**Short problem:** All of the material below is to be returned exactly.

——

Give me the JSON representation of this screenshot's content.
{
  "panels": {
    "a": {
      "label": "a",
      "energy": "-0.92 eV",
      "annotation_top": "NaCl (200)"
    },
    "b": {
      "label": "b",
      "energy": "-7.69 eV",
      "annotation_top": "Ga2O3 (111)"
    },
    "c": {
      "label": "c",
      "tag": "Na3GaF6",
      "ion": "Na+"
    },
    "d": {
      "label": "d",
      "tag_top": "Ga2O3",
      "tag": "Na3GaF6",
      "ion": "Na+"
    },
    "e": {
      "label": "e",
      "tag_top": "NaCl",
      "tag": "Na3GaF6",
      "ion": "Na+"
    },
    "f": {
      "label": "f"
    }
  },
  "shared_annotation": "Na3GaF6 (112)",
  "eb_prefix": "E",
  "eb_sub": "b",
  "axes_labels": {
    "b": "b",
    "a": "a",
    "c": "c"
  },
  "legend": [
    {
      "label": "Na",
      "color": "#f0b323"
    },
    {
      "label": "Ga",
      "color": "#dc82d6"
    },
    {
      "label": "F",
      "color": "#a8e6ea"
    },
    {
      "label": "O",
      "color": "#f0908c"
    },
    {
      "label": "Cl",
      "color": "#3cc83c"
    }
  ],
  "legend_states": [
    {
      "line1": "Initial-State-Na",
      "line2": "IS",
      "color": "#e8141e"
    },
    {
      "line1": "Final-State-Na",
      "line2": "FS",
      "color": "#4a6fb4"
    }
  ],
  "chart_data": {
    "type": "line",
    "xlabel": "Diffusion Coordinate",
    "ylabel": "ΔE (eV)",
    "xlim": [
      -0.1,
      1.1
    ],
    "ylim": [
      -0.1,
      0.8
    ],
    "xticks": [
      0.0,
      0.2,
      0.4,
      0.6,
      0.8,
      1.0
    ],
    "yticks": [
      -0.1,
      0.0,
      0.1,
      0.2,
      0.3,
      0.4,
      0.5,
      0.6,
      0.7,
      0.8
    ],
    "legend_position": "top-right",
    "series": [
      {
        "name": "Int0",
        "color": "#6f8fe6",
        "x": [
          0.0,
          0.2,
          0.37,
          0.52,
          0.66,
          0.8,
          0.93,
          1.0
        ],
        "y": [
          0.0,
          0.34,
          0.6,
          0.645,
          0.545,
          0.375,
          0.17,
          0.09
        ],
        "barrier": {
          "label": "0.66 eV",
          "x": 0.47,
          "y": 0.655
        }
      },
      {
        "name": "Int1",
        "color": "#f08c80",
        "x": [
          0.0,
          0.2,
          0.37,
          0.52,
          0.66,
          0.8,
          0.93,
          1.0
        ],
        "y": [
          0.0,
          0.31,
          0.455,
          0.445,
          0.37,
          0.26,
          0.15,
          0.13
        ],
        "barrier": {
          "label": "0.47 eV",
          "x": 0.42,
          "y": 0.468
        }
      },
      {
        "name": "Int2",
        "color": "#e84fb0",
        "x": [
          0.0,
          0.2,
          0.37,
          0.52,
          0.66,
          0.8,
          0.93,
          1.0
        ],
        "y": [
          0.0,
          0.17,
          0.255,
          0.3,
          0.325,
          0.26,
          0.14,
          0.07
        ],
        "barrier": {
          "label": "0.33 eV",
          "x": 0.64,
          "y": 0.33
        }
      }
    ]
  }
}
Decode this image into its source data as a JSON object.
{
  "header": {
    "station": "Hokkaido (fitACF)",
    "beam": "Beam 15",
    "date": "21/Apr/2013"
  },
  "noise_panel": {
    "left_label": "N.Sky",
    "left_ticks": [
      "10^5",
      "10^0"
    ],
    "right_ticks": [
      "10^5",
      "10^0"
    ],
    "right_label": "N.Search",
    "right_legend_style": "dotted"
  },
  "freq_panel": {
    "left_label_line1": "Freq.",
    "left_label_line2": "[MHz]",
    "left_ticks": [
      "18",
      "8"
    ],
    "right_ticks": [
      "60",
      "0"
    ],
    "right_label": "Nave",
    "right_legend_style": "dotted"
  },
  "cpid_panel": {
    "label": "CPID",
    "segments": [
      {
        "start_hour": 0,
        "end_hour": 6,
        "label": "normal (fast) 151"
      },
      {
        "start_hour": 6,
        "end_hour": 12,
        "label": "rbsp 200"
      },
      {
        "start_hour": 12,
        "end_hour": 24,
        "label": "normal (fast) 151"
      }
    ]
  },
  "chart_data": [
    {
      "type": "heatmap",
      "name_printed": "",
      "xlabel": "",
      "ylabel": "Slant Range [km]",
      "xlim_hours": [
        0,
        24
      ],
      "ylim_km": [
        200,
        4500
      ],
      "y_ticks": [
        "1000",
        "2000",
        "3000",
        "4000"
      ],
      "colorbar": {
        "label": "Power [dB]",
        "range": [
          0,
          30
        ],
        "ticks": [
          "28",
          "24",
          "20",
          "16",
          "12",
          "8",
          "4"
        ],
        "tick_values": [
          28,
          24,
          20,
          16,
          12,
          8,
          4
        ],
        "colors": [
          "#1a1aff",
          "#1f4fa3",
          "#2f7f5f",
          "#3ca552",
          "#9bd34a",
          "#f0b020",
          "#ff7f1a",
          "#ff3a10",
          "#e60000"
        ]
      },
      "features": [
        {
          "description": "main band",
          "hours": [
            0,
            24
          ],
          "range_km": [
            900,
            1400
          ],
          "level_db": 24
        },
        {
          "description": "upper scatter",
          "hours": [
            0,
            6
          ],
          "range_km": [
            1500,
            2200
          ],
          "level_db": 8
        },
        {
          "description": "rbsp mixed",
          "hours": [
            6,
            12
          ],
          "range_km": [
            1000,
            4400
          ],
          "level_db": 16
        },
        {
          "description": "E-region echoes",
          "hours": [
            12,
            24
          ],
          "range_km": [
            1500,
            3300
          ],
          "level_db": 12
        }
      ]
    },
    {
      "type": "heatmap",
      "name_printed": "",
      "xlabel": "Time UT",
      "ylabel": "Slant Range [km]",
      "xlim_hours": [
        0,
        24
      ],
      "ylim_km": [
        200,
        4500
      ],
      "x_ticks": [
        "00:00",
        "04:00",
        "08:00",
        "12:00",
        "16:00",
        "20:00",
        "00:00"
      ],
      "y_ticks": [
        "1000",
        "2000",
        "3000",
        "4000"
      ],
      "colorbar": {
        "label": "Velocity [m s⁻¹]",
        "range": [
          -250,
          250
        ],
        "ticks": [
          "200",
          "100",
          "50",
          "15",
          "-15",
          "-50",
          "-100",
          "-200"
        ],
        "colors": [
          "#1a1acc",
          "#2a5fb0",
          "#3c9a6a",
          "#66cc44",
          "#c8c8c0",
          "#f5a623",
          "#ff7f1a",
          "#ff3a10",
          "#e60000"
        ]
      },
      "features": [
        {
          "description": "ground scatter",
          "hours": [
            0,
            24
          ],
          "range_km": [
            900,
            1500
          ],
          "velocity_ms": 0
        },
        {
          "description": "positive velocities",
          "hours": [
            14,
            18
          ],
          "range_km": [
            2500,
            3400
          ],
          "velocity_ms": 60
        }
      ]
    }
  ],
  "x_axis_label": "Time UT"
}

——

**Solution to the exercise:**
Give me the JSON representation of this screenshot's content.
{
  "panels": {
    "a": {
      "label": "a",
      "energy": "-0.92 eV",
      "annotation_top": "NaCl (200)"
    },
    "b": {
      "label": "b",
      "energy": "-7.69 eV",
      "annotation_top": "Ga2O3 (111)"
    },
    "c": {
      "label": "c",
      "tag": "Na3GaF6",
      "ion": "Na+"
    },
    "d": {
      "label": "d",
      "tag_top": "Ga2O3",
      "tag": "Na3GaF6",
      "ion": "Na+"
    },
    "e": {
      "label": "e",
      "tag_top": "NaCl",
      "tag": "Na3GaF6",
      "ion": "Na+"
    },
    "f": {
      "label": "f"
    }
  },
  "shared_annotation": "Na3GaF6 (112)",
  "eb_prefix": "E",
  "eb_sub": "b",
  "axes_labels": {
    "b": "b",
    "a": "a",
    "c": "c"
  },
  "legend": [
    {
      "label": "Na",
      "color": "#f0b323"
    },
    {
      "label": "Ga",
      "color": "#dc82d6"
    },
    {
      "label": "F",
      "color": "#a8e6ea"
    },
    {
      "label": "O",
      "color": "#f0908c"
    },
    {
      "label": "Cl",
      "color": "#3cc83c"
    }
  ],
  "legend_states": [
    {
      "line1": "Initial-State-Na",
      "line2": "IS",
      "color": "#e8141e"
    },
    {
      "line1": "Final-State-Na",
      "line2": "FS",
      "color": "#4a6fb4"
    }
  ],
  "chart_data": {
    "type": "line",
    "xlabel": "Diffusion Coordinate",
    "ylabel": "ΔE (eV)",
    "xlim": [
      -0.1,
      1.1
    ],
    "ylim": [
      -0.1,
      0.8
    ],
    "xticks": [
      0.0,
      0.2,
      0.4,
      0.6,
      0.8,
      1.0
    ],
    "yticks": [
      -0.1,
      0.0,
      0.1,
      0.2,
      0.3,
      0.4,
      0.5,
      0.6,
      0.7,
      0.8
    ],
    "legend_position": "top-right",
    "series": [
      {
        "name": "Int0",
        "color": "#6f8fe6",
        "x": [
          0.0,
          0.2,
          0.37,
          0.52,
          0.66,
          0.8,
          0.93,
          1.0
        ],
        "y": [
          0.0,
          0.34,
          0.6,
          0.645,
          0.545,
          0.375,
          0.17,
          0.09
        ],
        "barrier": {
          "label": "0.66 eV",
          "x": 0.47,
          "y": 0.655
        }
      },
      {
        "name": "Int1",
        "color": "#f08c80",
        "x": [
          0.0,
          0.2,
          0.37,
          0.52,
          0.66,
          0.8,
          0.93,
          1.0
        ],
        "y": [
          0.0,
          0.31,
          0.455,
          0.445,
          0.37,
          0.26,
          0.15,
          0.13
        ],
        "barrier": {
          "label": "0.47 eV",
          "x": 0.42,
          "y": 0.468
        }
      },
      {
        "name": "Int2",
        "color": "#e84fb0",
        "x": [
          0.0,
          0.2,
          0.37,
          0.52,
          0.66,
          0.8,
          0.93,
          1.0
        ],
        "y": [
          0.0,
          0.17,
          0.255,
          0.3,
          0.325,
          0.26,
          0.14,
          0.07
        ],
        "barrier": {
          "label": "0.33 eV",
          "x": 0.64,
          "y": 0.33
        }
      }
    ]
  }
}
Decode this image into its source data as a JSON object.
{
  "header": {
    "station": "Hokkaido (fitACF)",
    "beam": "Beam 15",
    "date": "21/Apr/2013"
  },
  "noise_panel": {
    "left_label": "N.Sky",
    "left_ticks": [
      "10^5",
      "10^0"
    ],
    "right_ticks": [
      "10^5",
      "10^0"
    ],
    "right_label": "N.Search",
    "right_legend_style": "dotted"
  },
  "freq_panel": {
    "left_label_line1": "Freq.",
    "left_label_line2": "[MHz]",
    "left_ticks": [
      "18",
      "8"
    ],
    "right_ticks": [
      "60",
      "0"
    ],
    "right_label": "Nave",
    "right_legend_style": "dotted"
  },
  "cpid_panel": {
    "label": "CPID",
    "segments": [
      {
        "start_hour": 0,
        "end_hour": 6,
        "label": "normal (fast) 151"
      },
      {
        "start_hour": 6,
        "end_hour": 12,
        "label": "rbsp 200"
      },
      {
        "start_hour": 12,
        "end_hour": 24,
        "label": "normal (fast) 151"
      }
    ]
  },
  "chart_data": [
    {
      "type": "heatmap",
      "name_printed": "",
      "xlabel": "",
      "ylabel": "Slant Range [km]",
      "xlim_hours": [
        0,
        24
      ],
      "ylim_km": [
        200,
        4500
      ],
      "y_ticks": [
        "1000",
        "2000",
        "3000",
        "4000"
      ],
      "colorbar": {
        "label": "Power [dB]",
        "range": [
          0,
          30
        ],
        "ticks": [
          "28",
          "24",
          "20",
          "16",
          "12",
          "8",
          "4"
        ],
        "tick_values": [
          28,
          24,
          20,
          16,
          12,
          8,
          4
        ],
        "colors": [
          "#1a1aff",
          "#1f4fa3",
          "#2f7f5f",
          "#3ca552",
          "#9bd34a",
          "#f0b020",
          "#ff7f1a",
          "#ff3a10",
          "#e60000"
        ]
      },
      "features": [
        {
          "description": "main band",
          "hours": [
            0,
            24
          ],
          "range_km": [
            900,
            1400
          ],
          "level_db": 24
        },
        {
          "description": "upper scatter",
          "hours": [
            0,
            6
          ],
          "range_km": [
            1500,
            2200
          ],
          "level_db": 8
        },
        {
          "description": "rbsp mixed",
          "hours": [
            6,
            12
          ],
          "range_km": [
            1000,
            4400
          ],
          "level_db": 16
        },
        {
          "description": "E-region echoes",
          "hours": [
            12,
            24
          ],
          "range_km": [
            1500,
            3300
          ],
          "level_db": 12
        }
      ]
    },
    {
      "type": "heatmap",
      "name_printed": "",
      "xlabel": "Time UT",
      "ylabel": "Slant Range [km]",
      "xlim_hours": [
        0,
        24
      ],
      "ylim_km": [
        200,
        4500
      ],
      "x_ticks": [
        "00:00",
        "04:00",
        "08:00",
        "12:00",
        "16:00",
        "20:00",
        "00:00"
      ],
      "y_ticks": [
        "1000",
        "2000",
        "3000",
        "4000"
      ],
      "colorbar": {
        "label": "Velocity [m s⁻¹]",
        "range": [
          -250,
          250
        ],
        "ticks": [
          "200",
          "100",
          "50",
          "15",
          "-15",
          "-50",
          "-100",
          "-200"
        ],
        "colors": [
          "#1a1acc",
          "#2a5fb0",
          "#3c9a6a",
          "#66cc44",
          "#c8c8c0",
          "#f5a623",
          "#ff7f1a",
          "#ff3a10",
          "#e60000"
        ]
      },
      "features": [
        {
          "description": "ground scatter",
          "hours": [
            0,
            24
          ],
          "range_km": [
            900,
            1500
          ],
          "velocity_ms": 0
        },
        {
          "description": "positive velocities",
          "hours": [
            14,
            18
          ],
          "range_km": [
            2500,
            3400
          ],
          "velocity_ms": 60
        }
      ]
    }
  ],
  "x_axis_label": "Time UT"
}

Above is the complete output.